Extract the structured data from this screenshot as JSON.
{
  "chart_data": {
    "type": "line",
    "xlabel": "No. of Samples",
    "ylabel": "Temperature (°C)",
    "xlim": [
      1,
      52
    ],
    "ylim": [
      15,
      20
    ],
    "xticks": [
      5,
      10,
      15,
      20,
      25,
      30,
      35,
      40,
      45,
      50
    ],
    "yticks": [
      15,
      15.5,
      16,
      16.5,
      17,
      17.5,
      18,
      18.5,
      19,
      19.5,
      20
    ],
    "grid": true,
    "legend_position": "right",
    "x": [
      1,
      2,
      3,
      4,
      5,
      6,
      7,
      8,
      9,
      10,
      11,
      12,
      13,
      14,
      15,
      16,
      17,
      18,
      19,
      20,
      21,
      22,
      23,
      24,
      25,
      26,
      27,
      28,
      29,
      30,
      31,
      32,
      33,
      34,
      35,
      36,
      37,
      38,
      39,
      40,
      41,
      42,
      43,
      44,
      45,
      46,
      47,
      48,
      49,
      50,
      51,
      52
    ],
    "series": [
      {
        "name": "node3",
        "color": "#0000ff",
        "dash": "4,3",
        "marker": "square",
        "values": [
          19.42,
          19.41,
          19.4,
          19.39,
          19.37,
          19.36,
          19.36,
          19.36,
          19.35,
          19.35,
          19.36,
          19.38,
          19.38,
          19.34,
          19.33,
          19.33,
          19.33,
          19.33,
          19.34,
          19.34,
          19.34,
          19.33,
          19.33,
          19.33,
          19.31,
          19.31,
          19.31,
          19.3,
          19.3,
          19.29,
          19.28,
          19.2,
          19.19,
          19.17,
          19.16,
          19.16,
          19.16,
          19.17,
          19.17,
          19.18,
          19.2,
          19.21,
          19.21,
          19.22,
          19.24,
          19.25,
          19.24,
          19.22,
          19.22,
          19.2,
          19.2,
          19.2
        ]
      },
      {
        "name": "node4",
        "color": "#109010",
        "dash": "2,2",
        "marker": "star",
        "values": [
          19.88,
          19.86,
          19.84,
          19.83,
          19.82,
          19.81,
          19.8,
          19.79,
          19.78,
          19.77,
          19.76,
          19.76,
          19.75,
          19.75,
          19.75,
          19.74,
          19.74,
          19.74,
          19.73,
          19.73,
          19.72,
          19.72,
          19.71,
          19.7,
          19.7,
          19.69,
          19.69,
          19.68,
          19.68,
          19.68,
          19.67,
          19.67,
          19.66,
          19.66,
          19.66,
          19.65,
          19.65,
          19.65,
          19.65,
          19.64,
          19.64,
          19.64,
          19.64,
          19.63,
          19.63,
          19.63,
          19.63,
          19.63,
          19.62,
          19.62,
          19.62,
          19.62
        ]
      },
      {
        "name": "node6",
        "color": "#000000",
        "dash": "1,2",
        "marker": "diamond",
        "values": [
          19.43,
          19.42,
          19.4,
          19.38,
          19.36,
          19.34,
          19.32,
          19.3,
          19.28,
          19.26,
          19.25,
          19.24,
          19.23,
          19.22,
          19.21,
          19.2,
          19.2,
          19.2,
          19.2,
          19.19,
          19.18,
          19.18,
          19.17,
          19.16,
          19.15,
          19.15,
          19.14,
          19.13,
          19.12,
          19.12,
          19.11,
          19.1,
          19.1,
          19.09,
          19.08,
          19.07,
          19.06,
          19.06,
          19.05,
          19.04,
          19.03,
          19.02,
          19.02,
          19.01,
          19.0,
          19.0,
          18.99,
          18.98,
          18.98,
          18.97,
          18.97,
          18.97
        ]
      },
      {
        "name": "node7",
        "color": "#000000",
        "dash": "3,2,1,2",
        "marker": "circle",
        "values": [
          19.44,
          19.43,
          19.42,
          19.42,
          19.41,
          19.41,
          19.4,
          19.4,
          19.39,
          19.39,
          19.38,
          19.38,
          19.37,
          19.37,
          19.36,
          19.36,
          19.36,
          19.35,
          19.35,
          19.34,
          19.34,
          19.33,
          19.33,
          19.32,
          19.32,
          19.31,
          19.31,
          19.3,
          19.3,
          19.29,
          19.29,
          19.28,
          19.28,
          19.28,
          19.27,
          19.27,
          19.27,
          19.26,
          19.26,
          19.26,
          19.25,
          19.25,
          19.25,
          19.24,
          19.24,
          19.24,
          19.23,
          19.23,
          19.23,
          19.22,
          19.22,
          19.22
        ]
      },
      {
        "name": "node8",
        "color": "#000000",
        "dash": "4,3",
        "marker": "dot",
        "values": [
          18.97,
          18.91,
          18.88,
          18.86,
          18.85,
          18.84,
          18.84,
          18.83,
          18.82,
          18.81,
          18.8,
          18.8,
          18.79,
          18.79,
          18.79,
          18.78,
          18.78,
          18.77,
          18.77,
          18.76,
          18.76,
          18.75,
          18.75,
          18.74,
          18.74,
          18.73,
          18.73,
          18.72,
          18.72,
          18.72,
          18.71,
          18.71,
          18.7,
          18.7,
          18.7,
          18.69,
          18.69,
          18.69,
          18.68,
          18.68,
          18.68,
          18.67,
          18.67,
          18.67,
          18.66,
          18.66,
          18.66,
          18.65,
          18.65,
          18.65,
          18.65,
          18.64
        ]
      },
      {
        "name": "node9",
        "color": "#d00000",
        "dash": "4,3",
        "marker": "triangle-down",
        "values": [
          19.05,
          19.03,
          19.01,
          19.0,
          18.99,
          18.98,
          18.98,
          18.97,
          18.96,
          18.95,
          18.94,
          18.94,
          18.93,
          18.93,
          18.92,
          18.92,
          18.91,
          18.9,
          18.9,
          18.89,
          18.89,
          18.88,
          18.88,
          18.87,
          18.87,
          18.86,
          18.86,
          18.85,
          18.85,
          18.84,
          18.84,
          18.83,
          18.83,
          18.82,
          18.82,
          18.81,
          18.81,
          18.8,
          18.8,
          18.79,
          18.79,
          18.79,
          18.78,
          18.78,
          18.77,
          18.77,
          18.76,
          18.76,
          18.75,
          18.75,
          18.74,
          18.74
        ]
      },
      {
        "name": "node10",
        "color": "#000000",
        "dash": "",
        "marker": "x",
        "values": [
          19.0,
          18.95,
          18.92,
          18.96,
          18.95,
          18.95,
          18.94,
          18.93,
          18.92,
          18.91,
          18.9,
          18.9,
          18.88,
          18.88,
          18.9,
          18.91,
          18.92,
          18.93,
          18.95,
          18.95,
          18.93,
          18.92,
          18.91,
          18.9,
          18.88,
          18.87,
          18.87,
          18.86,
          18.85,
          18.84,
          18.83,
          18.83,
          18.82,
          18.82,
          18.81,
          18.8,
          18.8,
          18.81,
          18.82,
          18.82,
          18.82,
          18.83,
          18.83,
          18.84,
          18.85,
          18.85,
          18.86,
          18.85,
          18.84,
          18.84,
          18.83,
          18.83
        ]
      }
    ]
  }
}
++++
● **Set task**: Give back all the records exactly as they stand.

● **Reply**:
Extract the structured data from this screenshot as JSON.
{
  "chart_data": {
    "type": "line",
    "xlabel": "No. of Samples",
    "ylabel": "Temperature (°C)",
    "xlim": [
      1,
      52
    ],
    "ylim": [
      15,
      20
    ],
    "xticks": [
      5,
      10,
      15,
      20,
      25,
      30,
      35,
      40,
      45,
      50
    ],
    "yticks": [
      15,
      15.5,
      16,
      16.5,
      17,
      17.5,
      18,
      18.5,
      19,
      19.5,
      20
    ],
    "grid": true,
    "legend_position": "right",
    "x": [
      1,
      2,
      3,
      4,
      5,
      6,
      7,
      8,
      9,
      10,
      11,
      12,
      13,
      14,
      15,
      16,
      17,
      18,
      19,
      20,
      21,
      22,
      23,
      24,
      25,
      26,
      27,
      28,
      29,
      30,
      31,
      32,
      33,
      34,
      35,
      36,
      37,
      38,
      39,
      40,
      41,
      42,
      43,
      44,
      45,
      46,
      47,
      48,
      49,
      50,
      51,
      52
    ],
    "series": [
      {
        "name": "node3",
        "color": "#0000ff",
        "dash": "4,3",
        "marker": "square",
        "values": [
          19.42,
          19.41,
          19.4,
          19.39,
          19.37,
          19.36,
          19.36,
          19.36,
          19.35,
          19.35,
          19.36,
          19.38,
          19.38,
          19.34,
          19.33,
          19.33,
          19.33,
          19.33,
          19.34,
          19.34,
          19.34,
          19.33,
          19.33,
          19.33,
          19.31,
          19.31,
          19.31,
          19.3,
          19.3,
          19.29,
          19.28,
          19.2,
          19.19,
          19.17,
          19.16,
          19.16,
          19.16,
          19.17,
          19.17,
          19.18,
          19.2,
          19.21,
          19.21,
          19.22,
          19.24,
          19.25,
          19.24,
          19.22,
          19.22,
          19.2,
          19.2,
          19.2
        ]
      },
      {
        "name": "node4",
        "color": "#109010",
        "dash": "2,2",
        "marker": "star",
        "values": [
          19.88,
          19.86,
          19.84,
          19.83,
          19.82,
          19.81,
          19.8,
          19.79,
          19.78,
          19.77,
          19.76,
          19.76,
          19.75,
          19.75,
          19.75,
          19.74,
          19.74,
          19.74,
          19.73,
          19.73,
          19.72,
          19.72,
          19.71,
          19.7,
          19.7,
          19.69,
          19.69,
          19.68,
          19.68,
          19.68,
          19.67,
          19.67,
          19.66,
          19.66,
          19.66,
          19.65,
          19.65,
          19.65,
          19.65,
          19.64,
          19.64,
          19.64,
          19.64,
          19.63,
          19.63,
          19.63,
          19.63,
          19.63,
          19.62,
          19.62,
          19.62,
          19.62
        ]
      },
      {
        "name": "node6",
        "color": "#000000",
        "dash": "1,2",
        "marker": "diamond",
        "values": [
          19.43,
          19.42,
          19.4,
          19.38,
          19.36,
          19.34,
          19.32,
          19.3,
          19.28,
          19.26,
          19.25,
          19.24,
          19.23,
          19.22,
          19.21,
          19.2,
          19.2,
          19.2,
          19.2,
          19.19,
          19.18,
          19.18,
          19.17,
          19.16,
          19.15,
          19.15,
          19.14,
          19.13,
          19.12,
          19.12,
          19.11,
          19.1,
          19.1,
          19.09,
          19.08,
          19.07,
          19.06,
          19.06,
          19.05,
          19.04,
          19.03,
          19.02,
          19.02,
          19.01,
          19.0,
          19.0,
          18.99,
          18.98,
          18.98,
          18.97,
          18.97,
          18.97
        ]
      },
      {
        "name": "node7",
        "color": "#000000",
        "dash": "3,2,1,2",
        "marker": "circle",
        "values": [
          19.44,
          19.43,
          19.42,
          19.42,
          19.41,
          19.41,
          19.4,
          19.4,
          19.39,
          19.39,
          19.38,
          19.38,
          19.37,
          19.37,
          19.36,
          19.36,
          19.36,
          19.35,
          19.35,
          19.34,
          19.34,
          19.33,
          19.33,
          19.32,
          19.32,
          19.31,
          19.31,
          19.3,
          19.3,
          19.29,
          19.29,
          19.28,
          19.28,
          19.28,
          19.27,
          19.27,
          19.27,
          19.26,
          19.26,
          19.26,
          19.25,
          19.25,
          19.25,
          19.24,
          19.24,
          19.24,
          19.23,
          19.23,
          19.23,
          19.22,
          19.22,
          19.22
        ]
      },
      {
        "name": "node8",
        "color": "#000000",
        "dash": "4,3",
        "marker": "dot",
        "values": [
          18.97,
          18.91,
          18.88,
          18.86,
          18.85,
          18.84,
          18.84,
          18.83,
          18.82,
          18.81,
          18.8,
          18.8,
          18.79,
          18.79,
          18.79,
          18.78,
          18.78,
          18.77,
          18.77,
          18.76,
          18.76,
          18.75,
          18.75,
          18.74,
          18.74,
          18.73,
          18.73,
          18.72,
          18.72,
          18.72,
          18.71,
          18.71,
          18.7,
          18.7,
          18.7,
          18.69,
          18.69,
          18.69,
          18.68,
          18.68,
          18.68,
          18.67,
          18.67,
          18.67,
          18.66,
          18.66,
          18.66,
          18.65,
          18.65,
          18.65,
          18.65,
          18.64
        ]
      },
      {
        "name": "node9",
        "color": "#d00000",
        "dash": "4,3",
        "marker": "triangle-down",
        "values": [
          19.05,
          19.03,
          19.01,
          19.0,
          18.99,
          18.98,
          18.98,
          18.97,
          18.96,
          18.95,
          18.94,
          18.94,
          18.93,
          18.93,
          18.92,
          18.92,
          18.91,
          18.9,
          18.9,
          18.89,
          18.89,
          18.88,
          18.88,
          18.87,
          18.87,
          18.86,
          18.86,
          18.85,
          18.85,
          18.84,
          18.84,
          18.83,
          18.83,
          18.82,
          18.82,
          18.81,
          18.81,
          18.8,
          18.8,
          18.79,
          18.79,
          18.79,
          18.78,
          18.78,
          18.77,
          18.77,
          18.76,
          18.76,
          18.75,
          18.75,
          18.74,
          18.74
        ]
      },
      {
        "name": "node10",
        "color": "#000000",
        "dash": "",
        "marker": "x",
        "values": [
          19.0,
          18.95,
          18.92,
          18.96,
          18.95,
          18.95,
          18.94,
          18.93,
          18.92,
          18.91,
          18.9,
          18.9,
          18.88,
          18.88,
          18.9,
          18.91,
          18.92,
          18.93,
          18.95,
          18.95,
          18.93,
          18.92,
          18.91,
          18.9,
          18.88,
          18.87,
          18.87,
          18.86,
          18.85,
          18.84,
          18.83,
          18.83,
          18.82,
          18.82,
          18.81,
          18.8,
          18.8,
          18.81,
          18.82,
          18.82,
          18.82,
          18.83,
          18.83,
          18.84,
          18.85,
          18.85,
          18.86,
          18.85,
          18.84,
          18.84,
          18.83,
          18.83
        ]
      }
    ]
  }
}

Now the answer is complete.